◆ The problem
From the listing, collect all lines containing the word "annotation".

◆ Exercise input
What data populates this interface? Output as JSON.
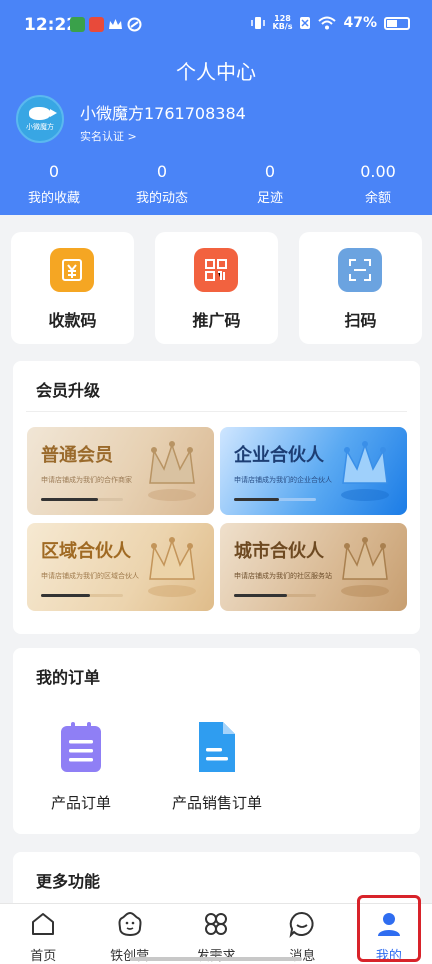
{
  "status_bar": {
    "time": "12:22",
    "net_speed_top": "128",
    "net_speed_bottom": "KB/s",
    "battery": "47%"
  },
  "header": {
    "title": "个人中心",
    "avatar_text": "小微魔方",
    "username": "小微魔方1761708384",
    "verify_link": "实名认证 >",
    "stats": [
      {
        "value": "0",
        "label": "我的收藏"
      },
      {
        "value": "0",
        "label": "我的动态"
      },
      {
        "value": "0",
        "label": "足迹"
      },
      {
        "value": "0.00",
        "label": "余额"
      }
    ]
  },
  "quick_actions": [
    {
      "label": "收款码",
      "icon": "payment-code-icon",
      "color": "#f5a623"
    },
    {
      "label": "推广码",
      "icon": "promo-qr-icon",
      "color": "#f2623f"
    },
    {
      "label": "扫码",
      "icon": "scan-icon",
      "color": "#6ba3e0"
    }
  ],
  "membership": {
    "title": "会员升级",
    "cards": [
      {
        "title": "普通会员",
        "subtitle": "申请店铺成为我们的合作商家"
      },
      {
        "title": "企业合伙人",
        "subtitle": "申请店铺成为我们的企业合伙人"
      },
      {
        "title": "区域合伙人",
        "subtitle": "申请店铺成为我们的区域合伙人"
      },
      {
        "title": "城市合伙人",
        "subtitle": "申请店铺成为我们的社区服务站"
      }
    ]
  },
  "orders": {
    "title": "我的订单",
    "items": [
      {
        "label": "产品订单",
        "icon": "clipboard-list-icon"
      },
      {
        "label": "产品销售订单",
        "icon": "document-icon"
      }
    ]
  },
  "more": {
    "title": "更多功能"
  },
  "bottom_nav": [
    {
      "label": "首页",
      "icon": "home-icon"
    },
    {
      "label": "铁创营",
      "icon": "camp-icon"
    },
    {
      "label": "发需求",
      "icon": "grid-clover-icon"
    },
    {
      "label": "消息",
      "icon": "chat-icon"
    },
    {
      "label": "我的",
      "icon": "user-icon",
      "active": true
    }
  ],
  "colors": {
    "header_bg": "#4a84f7",
    "active_nav": "#2f6df0",
    "highlight_border": "#d8232a"
  }
}
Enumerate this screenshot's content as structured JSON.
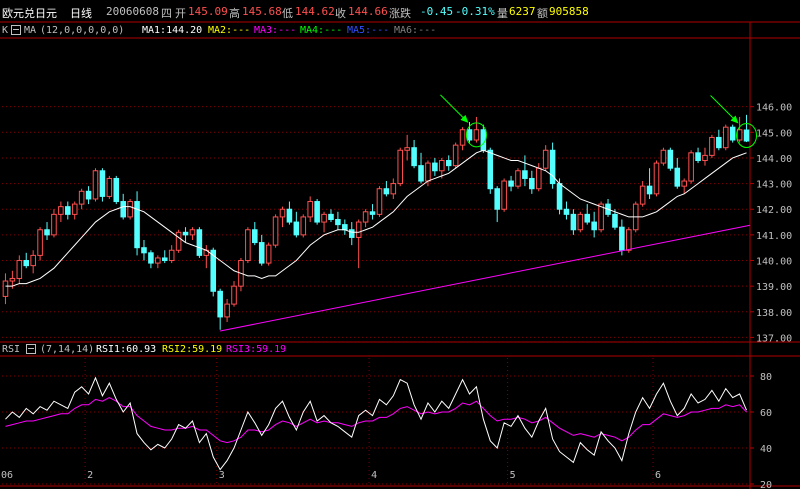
{
  "header": {
    "symbol": "欧元兑日元",
    "period": "日线",
    "date": "20060608",
    "weekday": "四",
    "open_label": "开",
    "open": "145.09",
    "high_label": "高",
    "high": "145.68",
    "low_label": "低",
    "low": "144.62",
    "close_label": "收",
    "close": "144.66",
    "change_label": "涨跌",
    "change": "-0.45",
    "change_pct": "-0.31%",
    "volume_label": "量",
    "volume": "6237",
    "amount_label": "额",
    "amount": "905858"
  },
  "main_legend": {
    "k": "K",
    "ma": "MA",
    "params": "(12,0,0,0,0,0)",
    "ma1": "MA1:144.20",
    "ma2": "MA2:---",
    "ma3": "MA3:---",
    "ma4": "MA4:---",
    "ma5": "MA5:---",
    "ma6": "MA6:---"
  },
  "rsi_legend": {
    "name": "RSI",
    "params": "(7,14,14)",
    "rsi1": "RSI1:60.93",
    "rsi2": "RSI2:59.19",
    "rsi3": "RSI3:59.19"
  },
  "colors": {
    "up": "#ff5050",
    "down": "#54ffff",
    "ma1": "#ffffff",
    "trend": "#ff00ff",
    "grid": "#800000",
    "axis": "#b00000",
    "arrow": "#00ff00",
    "rsi1": "#ffffff",
    "rsi2": "#ff00ff",
    "ma2": "#ffff00",
    "ma3": "#ff00ff",
    "ma4": "#00ff00",
    "ma5": "#0000ff",
    "ma6": "#808080"
  },
  "chart_data": [
    {
      "type": "candlestick",
      "title": "",
      "ylim": [
        136.9,
        148.6
      ],
      "y_ticks": [
        "137.00",
        "138.00",
        "139.00",
        "140.00",
        "141.00",
        "142.00",
        "143.00",
        "144.00",
        "145.00",
        "146.00"
      ],
      "candles": [
        [
          138.6,
          139.5,
          138.3,
          139.2
        ],
        [
          139.2,
          139.6,
          138.9,
          139.3
        ],
        [
          139.3,
          140.2,
          139.1,
          140.0
        ],
        [
          140.0,
          140.3,
          139.7,
          139.8
        ],
        [
          139.8,
          140.4,
          139.5,
          140.2
        ],
        [
          140.2,
          141.3,
          140.0,
          141.2
        ],
        [
          141.2,
          141.5,
          140.8,
          141.0
        ],
        [
          141.0,
          142.0,
          140.9,
          141.8
        ],
        [
          141.8,
          142.3,
          141.5,
          142.1
        ],
        [
          142.1,
          142.3,
          141.6,
          141.8
        ],
        [
          141.8,
          142.3,
          141.6,
          142.2
        ],
        [
          142.2,
          142.8,
          142.0,
          142.7
        ],
        [
          142.7,
          142.9,
          142.2,
          142.4
        ],
        [
          142.4,
          143.6,
          142.3,
          143.5
        ],
        [
          143.5,
          143.6,
          142.3,
          142.5
        ],
        [
          142.5,
          143.3,
          142.4,
          143.2
        ],
        [
          143.2,
          143.3,
          142.2,
          142.3
        ],
        [
          142.3,
          142.6,
          141.6,
          141.7
        ],
        [
          141.7,
          142.4,
          141.6,
          142.3
        ],
        [
          142.3,
          142.7,
          140.2,
          140.5
        ],
        [
          140.5,
          140.8,
          140.0,
          140.3
        ],
        [
          140.3,
          140.4,
          139.7,
          139.9
        ],
        [
          139.9,
          140.2,
          139.7,
          140.1
        ],
        [
          140.1,
          140.4,
          139.9,
          140.0
        ],
        [
          140.0,
          140.6,
          139.9,
          140.4
        ],
        [
          140.4,
          141.2,
          140.3,
          141.1
        ],
        [
          141.1,
          141.3,
          140.7,
          141.0
        ],
        [
          141.0,
          141.3,
          140.8,
          141.2
        ],
        [
          141.2,
          141.3,
          140.1,
          140.2
        ],
        [
          140.2,
          140.6,
          139.7,
          140.4
        ],
        [
          140.4,
          140.5,
          138.6,
          138.8
        ],
        [
          138.8,
          138.9,
          137.3,
          137.8
        ],
        [
          137.8,
          138.5,
          137.6,
          138.3
        ],
        [
          138.3,
          139.2,
          138.2,
          139.0
        ],
        [
          139.0,
          140.1,
          138.8,
          140.0
        ],
        [
          140.0,
          141.3,
          139.9,
          141.2
        ],
        [
          141.2,
          141.5,
          140.6,
          140.7
        ],
        [
          140.7,
          141.0,
          139.8,
          139.9
        ],
        [
          139.9,
          140.7,
          139.8,
          140.6
        ],
        [
          140.6,
          141.8,
          140.5,
          141.7
        ],
        [
          141.7,
          142.1,
          141.3,
          142.0
        ],
        [
          142.0,
          142.3,
          141.4,
          141.5
        ],
        [
          141.5,
          141.9,
          140.9,
          141.0
        ],
        [
          141.0,
          141.8,
          140.9,
          141.7
        ],
        [
          141.7,
          142.5,
          141.5,
          142.3
        ],
        [
          142.3,
          142.4,
          141.4,
          141.5
        ],
        [
          141.5,
          141.9,
          141.1,
          141.8
        ],
        [
          141.8,
          142.0,
          141.5,
          141.6
        ],
        [
          141.6,
          141.9,
          141.2,
          141.4
        ],
        [
          141.4,
          141.6,
          141.0,
          141.2
        ],
        [
          141.2,
          141.5,
          140.6,
          140.9
        ],
        [
          140.9,
          141.6,
          139.7,
          141.5
        ],
        [
          141.5,
          142.0,
          141.3,
          141.9
        ],
        [
          141.9,
          142.2,
          141.6,
          141.8
        ],
        [
          141.8,
          142.9,
          141.7,
          142.8
        ],
        [
          142.8,
          143.1,
          142.5,
          142.6
        ],
        [
          142.6,
          143.2,
          142.4,
          143.0
        ],
        [
          143.0,
          144.4,
          142.9,
          144.3
        ],
        [
          144.3,
          144.9,
          143.9,
          144.4
        ],
        [
          144.4,
          144.7,
          143.6,
          143.7
        ],
        [
          143.7,
          144.2,
          143.0,
          143.1
        ],
        [
          143.1,
          143.9,
          142.9,
          143.8
        ],
        [
          143.8,
          144.0,
          143.3,
          143.5
        ],
        [
          143.5,
          144.0,
          143.2,
          143.9
        ],
        [
          143.9,
          144.1,
          143.5,
          143.7
        ],
        [
          143.7,
          144.6,
          143.6,
          144.5
        ],
        [
          144.5,
          145.2,
          144.3,
          145.1
        ],
        [
          145.1,
          145.4,
          144.6,
          144.7
        ],
        [
          144.7,
          145.6,
          144.6,
          145.1
        ],
        [
          145.1,
          145.3,
          144.2,
          144.3
        ],
        [
          144.3,
          144.4,
          142.6,
          142.8
        ],
        [
          142.8,
          142.9,
          141.5,
          142.0
        ],
        [
          142.0,
          143.2,
          141.9,
          143.1
        ],
        [
          143.1,
          143.3,
          142.7,
          142.9
        ],
        [
          142.9,
          143.6,
          142.8,
          143.5
        ],
        [
          143.5,
          144.1,
          142.9,
          143.2
        ],
        [
          143.2,
          143.5,
          142.6,
          142.8
        ],
        [
          142.8,
          143.8,
          142.7,
          143.6
        ],
        [
          143.6,
          144.5,
          143.5,
          144.3
        ],
        [
          144.3,
          144.6,
          142.8,
          143.0
        ],
        [
          143.0,
          143.2,
          141.8,
          142.0
        ],
        [
          142.0,
          142.3,
          141.6,
          141.8
        ],
        [
          141.8,
          142.0,
          141.0,
          141.2
        ],
        [
          141.2,
          141.9,
          141.1,
          141.8
        ],
        [
          141.8,
          142.2,
          141.4,
          141.5
        ],
        [
          141.5,
          141.9,
          140.9,
          141.2
        ],
        [
          141.2,
          142.3,
          141.1,
          142.2
        ],
        [
          142.2,
          142.4,
          141.7,
          141.8
        ],
        [
          141.8,
          142.0,
          141.2,
          141.3
        ],
        [
          141.3,
          141.6,
          140.2,
          140.4
        ],
        [
          140.4,
          141.3,
          140.3,
          141.2
        ],
        [
          141.2,
          142.3,
          141.1,
          142.2
        ],
        [
          142.2,
          143.1,
          142.1,
          142.9
        ],
        [
          142.9,
          143.6,
          142.4,
          142.6
        ],
        [
          142.6,
          143.9,
          142.5,
          143.8
        ],
        [
          143.8,
          144.4,
          143.7,
          144.3
        ],
        [
          144.3,
          144.4,
          143.5,
          143.6
        ],
        [
          143.6,
          144.0,
          142.8,
          142.9
        ],
        [
          142.9,
          143.2,
          142.6,
          143.1
        ],
        [
          143.1,
          144.3,
          143.0,
          144.2
        ],
        [
          144.2,
          144.4,
          143.8,
          143.9
        ],
        [
          143.9,
          144.4,
          143.7,
          144.1
        ],
        [
          144.1,
          144.9,
          144.0,
          144.8
        ],
        [
          144.8,
          145.1,
          144.3,
          144.4
        ],
        [
          144.4,
          145.3,
          144.3,
          145.2
        ],
        [
          145.2,
          145.3,
          144.6,
          144.7
        ],
        [
          144.7,
          145.6,
          144.6,
          145.1
        ],
        [
          145.09,
          145.68,
          144.62,
          144.66
        ]
      ],
      "ma1": [
        139.0,
        139.0,
        139.1,
        139.1,
        139.2,
        139.3,
        139.5,
        139.7,
        140.0,
        140.3,
        140.6,
        140.9,
        141.2,
        141.5,
        141.7,
        141.9,
        142.0,
        142.1,
        142.1,
        142.0,
        141.9,
        141.7,
        141.5,
        141.3,
        141.1,
        140.9,
        140.7,
        140.6,
        140.5,
        140.4,
        140.2,
        140.0,
        139.8,
        139.6,
        139.5,
        139.4,
        139.4,
        139.3,
        139.4,
        139.4,
        139.6,
        139.8,
        140.0,
        140.3,
        140.6,
        140.8,
        141.0,
        141.1,
        141.2,
        141.2,
        141.1,
        141.1,
        141.2,
        141.3,
        141.5,
        141.7,
        141.9,
        142.2,
        142.5,
        142.7,
        142.9,
        143.1,
        143.2,
        143.3,
        143.4,
        143.6,
        143.8,
        144.0,
        144.2,
        144.3,
        144.2,
        144.1,
        144.0,
        143.9,
        143.9,
        143.8,
        143.7,
        143.6,
        143.5,
        143.3,
        143.0,
        142.8,
        142.6,
        142.4,
        142.3,
        142.2,
        142.1,
        142.0,
        141.9,
        141.8,
        141.7,
        141.7,
        141.7,
        141.8,
        141.9,
        142.1,
        142.3,
        142.5,
        142.6,
        142.8,
        143.0,
        143.2,
        143.4,
        143.6,
        143.8,
        144.0,
        144.1,
        144.2
      ],
      "trendline": {
        "from": [
          31,
          137.25
        ],
        "to": [
          107,
          141.35
        ]
      }
    },
    {
      "type": "line",
      "title": "",
      "ylim": [
        20,
        90
      ],
      "y_ticks": [
        "20",
        "40",
        "60",
        "80"
      ],
      "x_labels": [
        "06",
        "2",
        "3",
        "4",
        "5",
        "6"
      ],
      "x_label_index": [
        0,
        12,
        31,
        53,
        73,
        94
      ],
      "series": [
        {
          "name": "RSI1",
          "values": [
            56,
            60,
            57,
            62,
            59,
            63,
            61,
            66,
            64,
            62,
            71,
            74,
            70,
            79,
            69,
            76,
            67,
            60,
            65,
            48,
            43,
            39,
            42,
            40,
            45,
            53,
            51,
            55,
            43,
            48,
            35,
            28,
            33,
            40,
            50,
            60,
            54,
            47,
            53,
            62,
            66,
            57,
            50,
            60,
            66,
            55,
            58,
            54,
            52,
            49,
            46,
            58,
            61,
            58,
            67,
            64,
            69,
            78,
            76,
            64,
            56,
            65,
            60,
            66,
            62,
            70,
            78,
            70,
            74,
            56,
            44,
            40,
            54,
            52,
            58,
            51,
            46,
            55,
            62,
            45,
            38,
            35,
            32,
            43,
            39,
            36,
            49,
            44,
            40,
            33,
            48,
            60,
            68,
            62,
            70,
            76,
            66,
            58,
            62,
            70,
            65,
            67,
            72,
            66,
            73,
            68,
            70,
            61
          ]
        },
        {
          "name": "RSI2",
          "values": [
            52,
            53,
            54,
            55,
            55,
            56,
            57,
            58,
            59,
            59,
            62,
            64,
            64,
            67,
            66,
            68,
            66,
            63,
            63,
            58,
            55,
            52,
            51,
            50,
            50,
            51,
            51,
            52,
            50,
            50,
            47,
            44,
            43,
            44,
            46,
            50,
            50,
            49,
            50,
            53,
            55,
            54,
            52,
            54,
            56,
            54,
            55,
            54,
            54,
            53,
            52,
            54,
            55,
            55,
            57,
            57,
            59,
            62,
            63,
            61,
            59,
            60,
            59,
            60,
            60,
            62,
            65,
            64,
            66,
            62,
            58,
            55,
            56,
            56,
            57,
            56,
            54,
            55,
            57,
            54,
            51,
            49,
            47,
            48,
            47,
            46,
            48,
            47,
            46,
            44,
            46,
            50,
            53,
            53,
            56,
            59,
            58,
            57,
            58,
            60,
            60,
            61,
            62,
            62,
            64,
            63,
            64,
            60
          ]
        }
      ]
    }
  ]
}
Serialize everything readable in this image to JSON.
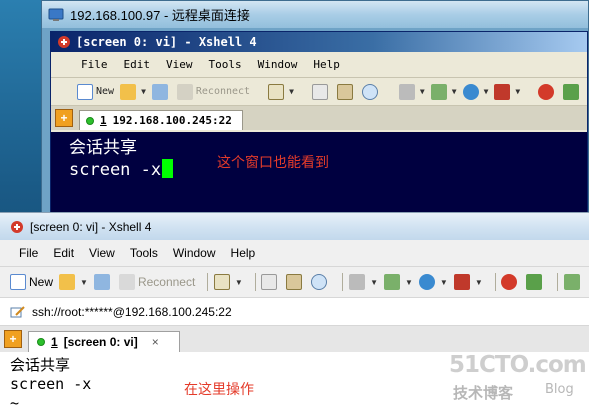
{
  "rdp": {
    "title": "192.168.100.97 - 远程桌面连接"
  },
  "back_xshell": {
    "title": "[screen 0: vi]  - Xshell 4",
    "menu": [
      "File",
      "Edit",
      "View",
      "Tools",
      "Window",
      "Help"
    ],
    "toolbar": {
      "new": "New",
      "reconnect": "Reconnect"
    },
    "tab": {
      "number": "1",
      "label": "192.168.100.245:22"
    },
    "terminal_lines": [
      "会话共享",
      "screen -x"
    ],
    "annotation": "这个窗口也能看到"
  },
  "front_xshell": {
    "title": "[screen 0: vi] - Xshell 4",
    "menu": [
      "File",
      "Edit",
      "View",
      "Tools",
      "Window",
      "Help"
    ],
    "toolbar": {
      "new": "New",
      "reconnect": "Reconnect"
    },
    "address": "ssh://root:******@192.168.100.245:22",
    "tab": {
      "number": "1",
      "label": "[screen 0: vi]",
      "close": "×"
    },
    "terminal_lines": [
      "会话共享",
      "screen -x",
      "~"
    ],
    "annotation": "在这里操作"
  },
  "watermark": {
    "big": "51CTO.com",
    "small": "技术博客",
    "blog": "Blog"
  },
  "colors": {
    "terminal_bg_back": "#000040",
    "cursor": "#00ff00",
    "annotation": "#e43b2a",
    "tab_dot": "#2cbf2c"
  }
}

◆ Correct output
    "annotation": "这个窗口也能看到"
    "annotation": "在这里操作"
    "annotation": "#e43b2a",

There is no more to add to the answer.